Your objective
Print the complete set of entries exactly.

———

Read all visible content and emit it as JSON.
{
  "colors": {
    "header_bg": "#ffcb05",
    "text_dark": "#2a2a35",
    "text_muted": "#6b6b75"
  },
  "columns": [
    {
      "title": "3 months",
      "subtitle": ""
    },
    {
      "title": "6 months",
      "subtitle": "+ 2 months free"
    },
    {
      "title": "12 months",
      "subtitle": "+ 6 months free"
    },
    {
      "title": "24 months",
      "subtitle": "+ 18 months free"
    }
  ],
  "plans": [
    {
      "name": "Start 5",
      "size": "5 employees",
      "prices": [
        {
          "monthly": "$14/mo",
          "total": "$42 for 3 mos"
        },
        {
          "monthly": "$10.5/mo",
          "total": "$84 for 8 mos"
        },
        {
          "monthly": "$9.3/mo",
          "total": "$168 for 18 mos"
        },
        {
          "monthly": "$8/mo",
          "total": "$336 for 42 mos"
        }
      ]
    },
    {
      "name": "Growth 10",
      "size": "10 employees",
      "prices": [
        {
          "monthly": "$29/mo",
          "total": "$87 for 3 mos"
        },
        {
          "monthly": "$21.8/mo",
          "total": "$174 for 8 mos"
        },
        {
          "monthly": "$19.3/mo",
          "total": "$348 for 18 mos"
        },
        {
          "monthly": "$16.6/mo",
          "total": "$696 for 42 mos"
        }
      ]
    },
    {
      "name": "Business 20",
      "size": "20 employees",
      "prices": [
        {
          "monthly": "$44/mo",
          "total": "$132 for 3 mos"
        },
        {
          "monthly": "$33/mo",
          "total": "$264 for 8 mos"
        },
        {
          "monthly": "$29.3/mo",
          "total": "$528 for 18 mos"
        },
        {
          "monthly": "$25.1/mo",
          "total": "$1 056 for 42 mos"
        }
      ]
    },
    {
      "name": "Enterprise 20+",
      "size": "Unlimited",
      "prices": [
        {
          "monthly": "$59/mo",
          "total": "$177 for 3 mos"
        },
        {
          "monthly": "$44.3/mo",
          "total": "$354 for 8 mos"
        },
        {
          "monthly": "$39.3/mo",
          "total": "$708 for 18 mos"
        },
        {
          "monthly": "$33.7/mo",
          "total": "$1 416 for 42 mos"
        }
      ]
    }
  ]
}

———

Written solution
Read all visible content and emit it as JSON.
{
  "colors": {
    "header_bg": "#ffcb05",
    "text_dark": "#2a2a35",
    "text_muted": "#6b6b75"
  },
  "columns": [
    {
      "title": "3 months",
      "subtitle": ""
    },
    {
      "title": "6 months",
      "subtitle": "+ 2 months free"
    },
    {
      "title": "12 months",
      "subtitle": "+ 6 months free"
    },
    {
      "title": "24 months",
      "subtitle": "+ 18 months free"
    }
  ],
  "plans": [
    {
      "name": "Start 5",
      "size": "5 employees",
      "prices": [
        {
          "monthly": "$14/mo",
          "total": "$42 for 3 mos"
        },
        {
          "monthly": "$10.5/mo",
          "total": "$84 for 8 mos"
        },
        {
          "monthly": "$9.3/mo",
          "total": "$168 for 18 mos"
        },
        {
          "monthly": "$8/mo",
          "total": "$336 for 42 mos"
        }
      ]
    },
    {
      "name": "Growth 10",
      "size": "10 employees",
      "prices": [
        {
          "monthly": "$29/mo",
          "total": "$87 for 3 mos"
        },
        {
          "monthly": "$21.8/mo",
          "total": "$174 for 8 mos"
        },
        {
          "monthly": "$19.3/mo",
          "total": "$348 for 18 mos"
        },
        {
          "monthly": "$16.6/mo",
          "total": "$696 for 42 mos"
        }
      ]
    },
    {
      "name": "Business 20",
      "size": "20 employees",
      "prices": [
        {
          "monthly": "$44/mo",
          "total": "$132 for 3 mos"
        },
        {
          "monthly": "$33/mo",
          "total": "$264 for 8 mos"
        },
        {
          "monthly": "$29.3/mo",
          "total": "$528 for 18 mos"
        },
        {
          "monthly": "$25.1/mo",
          "total": "$1 056 for 42 mos"
        }
      ]
    },
    {
      "name": "Enterprise 20+",
      "size": "Unlimited",
      "prices": [
        {
          "monthly": "$59/mo",
          "total": "$177 for 3 mos"
        },
        {
          "monthly": "$44.3/mo",
          "total": "$354 for 8 mos"
        },
        {
          "monthly": "$39.3/mo",
          "total": "$708 for 18 mos"
        },
        {
          "monthly": "$33.7/mo",
          "total": "$1 416 for 42 mos"
        }
      ]
    }
  ]
}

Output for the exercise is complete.